Can you copy out the entries below with no changes?

─── Source records ───

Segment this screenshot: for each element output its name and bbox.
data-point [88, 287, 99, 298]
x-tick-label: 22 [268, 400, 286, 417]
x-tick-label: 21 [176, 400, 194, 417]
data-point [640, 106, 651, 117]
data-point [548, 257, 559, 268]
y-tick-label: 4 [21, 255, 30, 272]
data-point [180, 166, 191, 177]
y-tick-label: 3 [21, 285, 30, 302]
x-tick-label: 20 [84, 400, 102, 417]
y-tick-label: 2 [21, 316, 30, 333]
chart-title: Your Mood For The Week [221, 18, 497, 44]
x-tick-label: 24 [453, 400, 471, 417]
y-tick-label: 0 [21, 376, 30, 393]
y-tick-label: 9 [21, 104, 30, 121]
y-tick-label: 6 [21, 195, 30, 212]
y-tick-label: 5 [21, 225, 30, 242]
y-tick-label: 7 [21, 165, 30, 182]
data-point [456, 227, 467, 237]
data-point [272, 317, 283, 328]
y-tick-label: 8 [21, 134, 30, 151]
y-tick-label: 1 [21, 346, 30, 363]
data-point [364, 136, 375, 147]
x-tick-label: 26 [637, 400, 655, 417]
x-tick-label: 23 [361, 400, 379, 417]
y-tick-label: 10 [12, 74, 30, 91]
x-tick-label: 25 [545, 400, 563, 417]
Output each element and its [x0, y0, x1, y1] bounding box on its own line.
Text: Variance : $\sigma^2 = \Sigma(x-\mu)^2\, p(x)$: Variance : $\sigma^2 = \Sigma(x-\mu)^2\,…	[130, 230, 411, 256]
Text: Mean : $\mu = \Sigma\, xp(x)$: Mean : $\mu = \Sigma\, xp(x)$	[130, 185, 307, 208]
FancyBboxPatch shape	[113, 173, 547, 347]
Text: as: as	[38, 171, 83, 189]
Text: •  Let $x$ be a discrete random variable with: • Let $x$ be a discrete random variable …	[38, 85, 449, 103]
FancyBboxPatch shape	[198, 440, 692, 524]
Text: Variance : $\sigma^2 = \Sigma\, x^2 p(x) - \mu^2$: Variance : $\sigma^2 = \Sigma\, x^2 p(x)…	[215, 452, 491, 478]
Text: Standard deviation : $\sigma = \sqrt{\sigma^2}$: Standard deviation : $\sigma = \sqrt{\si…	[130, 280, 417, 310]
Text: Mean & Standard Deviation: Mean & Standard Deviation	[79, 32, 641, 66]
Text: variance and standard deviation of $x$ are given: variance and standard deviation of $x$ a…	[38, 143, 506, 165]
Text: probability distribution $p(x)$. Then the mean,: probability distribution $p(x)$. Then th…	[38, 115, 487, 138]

───

[Exercise answer]
Segment this screenshot: for each element output its name and bbox.
data-point [88, 287, 99, 298]
x-tick-label: 22 [268, 400, 286, 417]
x-tick-label: 21 [176, 400, 194, 417]
data-point [640, 106, 651, 117]
data-point [548, 257, 559, 268]
y-tick-label: 4 [21, 255, 30, 272]
data-point [180, 166, 191, 177]
y-tick-label: 3 [21, 285, 30, 302]
x-tick-label: 20 [84, 400, 102, 417]
y-tick-label: 2 [21, 316, 30, 333]
chart-title: Your Mood For The Week [221, 18, 497, 44]
x-tick-label: 24 [453, 400, 471, 417]
y-tick-label: 0 [21, 376, 30, 393]
y-tick-label: 9 [21, 104, 30, 121]
y-tick-label: 6 [21, 195, 30, 212]
y-tick-label: 5 [21, 225, 30, 242]
y-tick-label: 7 [21, 165, 30, 182]
data-point [456, 227, 467, 237]
data-point [272, 317, 283, 328]
y-tick-label: 8 [21, 134, 30, 151]
y-tick-label: 1 [21, 346, 30, 363]
data-point [364, 136, 375, 147]
x-tick-label: 26 [637, 400, 655, 417]
x-tick-label: 23 [361, 400, 379, 417]
y-tick-label: 10 [12, 74, 30, 91]
x-tick-label: 25 [545, 400, 563, 417]
Output each element and its [x0, y0, x1, y1] bounding box on its own line.
Text: Variance : $\sigma^2 = \Sigma(x-\mu)^2\, p(x)$: Variance : $\sigma^2 = \Sigma(x-\mu)^2\,…	[130, 230, 411, 256]
Text: Mean : $\mu = \Sigma\, xp(x)$: Mean : $\mu = \Sigma\, xp(x)$	[130, 185, 307, 208]
FancyBboxPatch shape	[113, 173, 547, 347]
Text: as: as	[38, 171, 83, 189]
Text: •  Let $x$ be a discrete random variable with: • Let $x$ be a discrete random variable …	[38, 85, 449, 103]
FancyBboxPatch shape	[198, 440, 692, 524]
Text: Variance : $\sigma^2 = \Sigma\, x^2 p(x) - \mu^2$: Variance : $\sigma^2 = \Sigma\, x^2 p(x)…	[215, 452, 491, 478]
Text: Standard deviation : $\sigma = \sqrt{\sigma^2}$: Standard deviation : $\sigma = \sqrt{\si…	[130, 280, 417, 310]
Text: Mean & Standard Deviation: Mean & Standard Deviation	[79, 32, 641, 66]
Text: variance and standard deviation of $x$ are given: variance and standard deviation of $x$ a…	[38, 143, 506, 165]
Text: probability distribution $p(x)$. Then the mean,: probability distribution $p(x)$. Then th…	[38, 115, 487, 138]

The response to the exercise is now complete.